Aim -> The entries below are to be written out again without alteration.

[Dataset items]
[Start]
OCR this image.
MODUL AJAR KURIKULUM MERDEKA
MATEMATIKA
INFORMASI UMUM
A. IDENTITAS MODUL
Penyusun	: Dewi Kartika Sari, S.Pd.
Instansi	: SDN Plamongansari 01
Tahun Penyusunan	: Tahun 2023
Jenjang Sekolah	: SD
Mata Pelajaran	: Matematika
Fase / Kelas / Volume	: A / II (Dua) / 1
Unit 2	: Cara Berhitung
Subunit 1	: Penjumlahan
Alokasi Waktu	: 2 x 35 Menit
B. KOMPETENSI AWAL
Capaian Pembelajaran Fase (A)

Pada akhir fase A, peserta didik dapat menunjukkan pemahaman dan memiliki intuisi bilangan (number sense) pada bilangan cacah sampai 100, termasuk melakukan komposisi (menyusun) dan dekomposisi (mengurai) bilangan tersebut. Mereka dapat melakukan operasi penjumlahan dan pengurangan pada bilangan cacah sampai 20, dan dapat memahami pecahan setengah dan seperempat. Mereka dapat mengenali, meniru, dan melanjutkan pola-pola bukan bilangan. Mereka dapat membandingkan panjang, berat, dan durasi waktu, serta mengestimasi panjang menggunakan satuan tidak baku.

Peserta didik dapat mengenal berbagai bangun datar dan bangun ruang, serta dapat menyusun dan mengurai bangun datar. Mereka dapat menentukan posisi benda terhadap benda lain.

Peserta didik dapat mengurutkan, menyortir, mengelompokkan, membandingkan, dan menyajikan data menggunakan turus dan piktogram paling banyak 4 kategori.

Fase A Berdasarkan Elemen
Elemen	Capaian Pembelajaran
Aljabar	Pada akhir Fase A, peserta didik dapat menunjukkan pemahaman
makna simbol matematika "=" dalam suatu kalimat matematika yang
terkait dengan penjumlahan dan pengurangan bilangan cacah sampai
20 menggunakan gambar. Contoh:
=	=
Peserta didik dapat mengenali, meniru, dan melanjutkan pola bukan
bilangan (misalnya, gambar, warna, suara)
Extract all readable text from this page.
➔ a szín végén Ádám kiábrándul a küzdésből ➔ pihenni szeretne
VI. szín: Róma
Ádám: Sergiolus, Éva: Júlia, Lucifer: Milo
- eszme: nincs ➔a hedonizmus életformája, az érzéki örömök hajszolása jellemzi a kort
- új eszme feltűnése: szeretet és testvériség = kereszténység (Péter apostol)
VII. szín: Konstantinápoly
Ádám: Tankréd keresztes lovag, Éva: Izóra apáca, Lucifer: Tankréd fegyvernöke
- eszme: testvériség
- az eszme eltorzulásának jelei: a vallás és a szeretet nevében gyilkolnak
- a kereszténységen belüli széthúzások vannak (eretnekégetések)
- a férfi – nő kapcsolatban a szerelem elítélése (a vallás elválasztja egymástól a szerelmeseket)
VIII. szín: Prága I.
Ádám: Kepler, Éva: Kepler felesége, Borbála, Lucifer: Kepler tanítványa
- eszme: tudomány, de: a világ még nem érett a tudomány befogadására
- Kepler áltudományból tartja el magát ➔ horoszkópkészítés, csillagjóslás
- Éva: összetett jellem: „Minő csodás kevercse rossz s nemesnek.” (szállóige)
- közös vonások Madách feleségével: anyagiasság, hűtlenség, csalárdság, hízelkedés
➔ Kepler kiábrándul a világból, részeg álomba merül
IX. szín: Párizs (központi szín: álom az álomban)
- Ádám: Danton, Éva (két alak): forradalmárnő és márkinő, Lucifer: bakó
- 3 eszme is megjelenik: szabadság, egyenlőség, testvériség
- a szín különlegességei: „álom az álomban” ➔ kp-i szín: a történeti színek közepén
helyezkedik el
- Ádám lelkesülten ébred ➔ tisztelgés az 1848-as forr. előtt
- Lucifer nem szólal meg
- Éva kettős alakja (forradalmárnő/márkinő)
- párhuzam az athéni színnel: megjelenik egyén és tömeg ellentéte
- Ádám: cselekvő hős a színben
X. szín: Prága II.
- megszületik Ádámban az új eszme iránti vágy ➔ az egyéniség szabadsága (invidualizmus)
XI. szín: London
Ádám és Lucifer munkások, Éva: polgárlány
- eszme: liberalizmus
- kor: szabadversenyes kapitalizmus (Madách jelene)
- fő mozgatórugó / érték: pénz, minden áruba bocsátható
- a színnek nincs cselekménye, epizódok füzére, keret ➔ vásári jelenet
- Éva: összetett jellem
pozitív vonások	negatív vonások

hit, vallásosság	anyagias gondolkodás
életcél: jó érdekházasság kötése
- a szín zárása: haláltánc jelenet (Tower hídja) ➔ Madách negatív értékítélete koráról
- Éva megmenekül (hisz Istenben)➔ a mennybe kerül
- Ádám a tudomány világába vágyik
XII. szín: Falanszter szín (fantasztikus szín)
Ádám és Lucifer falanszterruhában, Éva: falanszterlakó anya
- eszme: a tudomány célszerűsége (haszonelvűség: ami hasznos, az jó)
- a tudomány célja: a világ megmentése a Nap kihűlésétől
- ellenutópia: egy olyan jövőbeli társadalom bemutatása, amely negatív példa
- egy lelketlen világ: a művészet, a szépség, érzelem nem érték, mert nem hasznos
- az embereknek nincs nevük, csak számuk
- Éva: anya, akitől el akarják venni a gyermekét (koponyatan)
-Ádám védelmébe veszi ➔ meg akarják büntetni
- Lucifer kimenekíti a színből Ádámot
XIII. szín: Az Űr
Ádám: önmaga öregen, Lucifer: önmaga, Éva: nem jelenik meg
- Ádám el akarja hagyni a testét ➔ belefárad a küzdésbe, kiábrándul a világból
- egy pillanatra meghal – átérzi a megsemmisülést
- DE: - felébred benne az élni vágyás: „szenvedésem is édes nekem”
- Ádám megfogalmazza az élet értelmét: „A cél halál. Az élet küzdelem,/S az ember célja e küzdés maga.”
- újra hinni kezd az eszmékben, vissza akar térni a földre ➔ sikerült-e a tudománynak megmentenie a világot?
[End]
Answer to the exercise ->
OCR this image.
MODUL AJAR KURIKULUM MERDEKA
MATEMATIKA
INFORMASI UMUM
A. IDENTITAS MODUL
Penyusun	: Dewi Kartika Sari, S.Pd.
Instansi	: SDN Plamongansari 01
Tahun Penyusunan	: Tahun 2023
Jenjang Sekolah	: SD
Mata Pelajaran	: Matematika
Fase / Kelas / Volume	: A / II (Dua) / 1
Unit 2	: Cara Berhitung
Subunit 1	: Penjumlahan
Alokasi Waktu	: 2 x 35 Menit
B. KOMPETENSI AWAL
Capaian Pembelajaran Fase (A)

Pada akhir fase A, peserta didik dapat menunjukkan pemahaman dan memiliki intuisi bilangan (number sense) pada bilangan cacah sampai 100, termasuk melakukan komposisi (menyusun) dan dekomposisi (mengurai) bilangan tersebut. Mereka dapat melakukan operasi penjumlahan dan pengurangan pada bilangan cacah sampai 20, dan dapat memahami pecahan setengah dan seperempat. Mereka dapat mengenali, meniru, dan melanjutkan pola-pola bukan bilangan. Mereka dapat membandingkan panjang, berat, dan durasi waktu, serta mengestimasi panjang menggunakan satuan tidak baku.

Peserta didik dapat mengenal berbagai bangun datar dan bangun ruang, serta dapat menyusun dan mengurai bangun datar. Mereka dapat menentukan posisi benda terhadap benda lain.

Peserta didik dapat mengurutkan, menyortir, mengelompokkan, membandingkan, dan menyajikan data menggunakan turus dan piktogram paling banyak 4 kategori.

Fase A Berdasarkan Elemen
Elemen	Capaian Pembelajaran
Aljabar	Pada akhir Fase A, peserta didik dapat menunjukkan pemahaman
makna simbol matematika "=" dalam suatu kalimat matematika yang
terkait dengan penjumlahan dan pengurangan bilangan cacah sampai
20 menggunakan gambar. Contoh:
=	=
Peserta didik dapat mengenali, meniru, dan melanjutkan pola bukan
bilangan (misalnya, gambar, warna, suara)
Extract all readable text from this page.
➔ a szín végén Ádám kiábrándul a küzdésből ➔ pihenni szeretne
VI. szín: Róma
Ádám: Sergiolus, Éva: Júlia, Lucifer: Milo
- eszme: nincs ➔a hedonizmus életformája, az érzéki örömök hajszolása jellemzi a kort
- új eszme feltűnése: szeretet és testvériség = kereszténység (Péter apostol)
VII. szín: Konstantinápoly
Ádám: Tankréd keresztes lovag, Éva: Izóra apáca, Lucifer: Tankréd fegyvernöke
- eszme: testvériség
- az eszme eltorzulásának jelei: a vallás és a szeretet nevében gyilkolnak
- a kereszténységen belüli széthúzások vannak (eretnekégetések)
- a férfi – nő kapcsolatban a szerelem elítélése (a vallás elválasztja egymástól a szerelmeseket)
VIII. szín: Prága I.
Ádám: Kepler, Éva: Kepler felesége, Borbála, Lucifer: Kepler tanítványa
- eszme: tudomány, de: a világ még nem érett a tudomány befogadására
- Kepler áltudományból tartja el magát ➔ horoszkópkészítés, csillagjóslás
- Éva: összetett jellem: „Minő csodás kevercse rossz s nemesnek.” (szállóige)
- közös vonások Madách feleségével: anyagiasság, hűtlenség, csalárdság, hízelkedés
➔ Kepler kiábrándul a világból, részeg álomba merül
IX. szín: Párizs (központi szín: álom az álomban)
- Ádám: Danton, Éva (két alak): forradalmárnő és márkinő, Lucifer: bakó
- 3 eszme is megjelenik: szabadság, egyenlőség, testvériség
- a szín különlegességei: „álom az álomban” ➔ kp-i szín: a történeti színek közepén
helyezkedik el
- Ádám lelkesülten ébred ➔ tisztelgés az 1848-as forr. előtt
- Lucifer nem szólal meg
- Éva kettős alakja (forradalmárnő/márkinő)
- párhuzam az athéni színnel: megjelenik egyén és tömeg ellentéte
- Ádám: cselekvő hős a színben
X. szín: Prága II.
- megszületik Ádámban az új eszme iránti vágy ➔ az egyéniség szabadsága (invidualizmus)
XI. szín: London
Ádám és Lucifer munkások, Éva: polgárlány
- eszme: liberalizmus
- kor: szabadversenyes kapitalizmus (Madách jelene)
- fő mozgatórugó / érték: pénz, minden áruba bocsátható
- a színnek nincs cselekménye, epizódok füzére, keret ➔ vásári jelenet
- Éva: összetett jellem
pozitív vonások	negatív vonások

hit, vallásosság	anyagias gondolkodás
életcél: jó érdekházasság kötése
- a szín zárása: haláltánc jelenet (Tower hídja) ➔ Madách negatív értékítélete koráról
- Éva megmenekül (hisz Istenben)➔ a mennybe kerül
- Ádám a tudomány világába vágyik
XII. szín: Falanszter szín (fantasztikus szín)
Ádám és Lucifer falanszterruhában, Éva: falanszterlakó anya
- eszme: a tudomány célszerűsége (haszonelvűség: ami hasznos, az jó)
- a tudomány célja: a világ megmentése a Nap kihűlésétől
- ellenutópia: egy olyan jövőbeli társadalom bemutatása, amely negatív példa
- egy lelketlen világ: a művészet, a szépség, érzelem nem érték, mert nem hasznos
- az embereknek nincs nevük, csak számuk
- Éva: anya, akitől el akarják venni a gyermekét (koponyatan)
-Ádám védelmébe veszi ➔ meg akarják büntetni
- Lucifer kimenekíti a színből Ádámot
XIII. szín: Az Űr
Ádám: önmaga öregen, Lucifer: önmaga, Éva: nem jelenik meg
- Ádám el akarja hagyni a testét ➔ belefárad a küzdésbe, kiábrándul a világból
- egy pillanatra meghal – átérzi a megsemmisülést
- DE: - felébred benne az élni vágyás: „szenvedésem is édes nekem”
- Ádám megfogalmazza az élet értelmét: „A cél halál. Az élet küzdelem,/S az ember célja e küzdés maga.”
- újra hinni kezd az eszmékben, vissza akar térni a földre ➔ sikerült-e a tudománynak megmentenie a világot?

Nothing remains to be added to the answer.